--- START Stored records ---

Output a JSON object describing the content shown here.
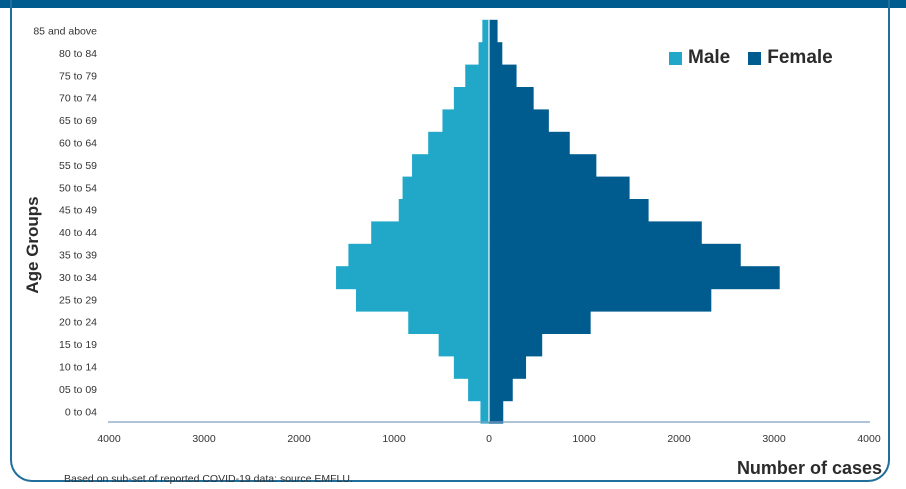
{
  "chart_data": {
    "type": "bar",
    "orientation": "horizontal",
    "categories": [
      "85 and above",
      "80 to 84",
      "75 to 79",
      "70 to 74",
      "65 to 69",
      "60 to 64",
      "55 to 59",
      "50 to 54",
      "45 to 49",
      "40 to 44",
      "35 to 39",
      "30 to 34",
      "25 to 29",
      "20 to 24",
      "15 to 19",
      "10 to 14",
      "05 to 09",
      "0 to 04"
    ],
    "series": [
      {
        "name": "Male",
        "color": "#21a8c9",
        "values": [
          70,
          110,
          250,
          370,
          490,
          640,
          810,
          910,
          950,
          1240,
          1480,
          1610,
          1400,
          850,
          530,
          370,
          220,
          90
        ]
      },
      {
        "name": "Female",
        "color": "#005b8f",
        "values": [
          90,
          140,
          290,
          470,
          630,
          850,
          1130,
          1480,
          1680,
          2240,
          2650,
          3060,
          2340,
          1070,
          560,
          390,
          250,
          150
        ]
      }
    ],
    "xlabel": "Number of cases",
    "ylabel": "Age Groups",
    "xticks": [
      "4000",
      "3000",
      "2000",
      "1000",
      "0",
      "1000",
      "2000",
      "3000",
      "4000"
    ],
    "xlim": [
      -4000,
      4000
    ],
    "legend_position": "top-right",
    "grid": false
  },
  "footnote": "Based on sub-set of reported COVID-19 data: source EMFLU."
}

--- END Stored records ---

◆ **Exercise task**:
Transcribe the full listing above exactly, with the images removed.

◆ **Written answer**:
Output a JSON object describing the content shown here.
{
  "chart_data": {
    "type": "bar",
    "orientation": "horizontal",
    "categories": [
      "85 and above",
      "80 to 84",
      "75 to 79",
      "70 to 74",
      "65 to 69",
      "60 to 64",
      "55 to 59",
      "50 to 54",
      "45 to 49",
      "40 to 44",
      "35 to 39",
      "30 to 34",
      "25 to 29",
      "20 to 24",
      "15 to 19",
      "10 to 14",
      "05 to 09",
      "0 to 04"
    ],
    "series": [
      {
        "name": "Male",
        "color": "#21a8c9",
        "values": [
          70,
          110,
          250,
          370,
          490,
          640,
          810,
          910,
          950,
          1240,
          1480,
          1610,
          1400,
          850,
          530,
          370,
          220,
          90
        ]
      },
      {
        "name": "Female",
        "color": "#005b8f",
        "values": [
          90,
          140,
          290,
          470,
          630,
          850,
          1130,
          1480,
          1680,
          2240,
          2650,
          3060,
          2340,
          1070,
          560,
          390,
          250,
          150
        ]
      }
    ],
    "xlabel": "Number of cases",
    "ylabel": "Age Groups",
    "xticks": [
      "4000",
      "3000",
      "2000",
      "1000",
      "0",
      "1000",
      "2000",
      "3000",
      "4000"
    ],
    "xlim": [
      -4000,
      4000
    ],
    "legend_position": "top-right",
    "grid": false
  },
  "footnote": "Based on sub-set of reported COVID-19 data: source EMFLU."
}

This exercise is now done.